Material for this exercise =>
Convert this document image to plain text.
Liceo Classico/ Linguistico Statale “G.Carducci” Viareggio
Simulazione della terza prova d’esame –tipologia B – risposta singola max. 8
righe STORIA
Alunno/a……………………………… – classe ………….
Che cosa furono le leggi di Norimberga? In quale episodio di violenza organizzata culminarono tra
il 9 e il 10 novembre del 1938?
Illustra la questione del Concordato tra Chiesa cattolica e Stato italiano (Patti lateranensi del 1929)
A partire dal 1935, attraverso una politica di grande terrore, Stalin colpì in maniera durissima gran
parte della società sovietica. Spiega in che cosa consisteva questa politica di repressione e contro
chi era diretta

Description of the task =>
From the material above, gather all lines that include the string "cosa" and copy them.

Response to the task =>
Che cosa furono le leggi di Norimberga? In quale episodio di violenza organizzata culminarono tra
parte della società sovietica. Spiega in che cosa consisteva questa politica di repressione e contro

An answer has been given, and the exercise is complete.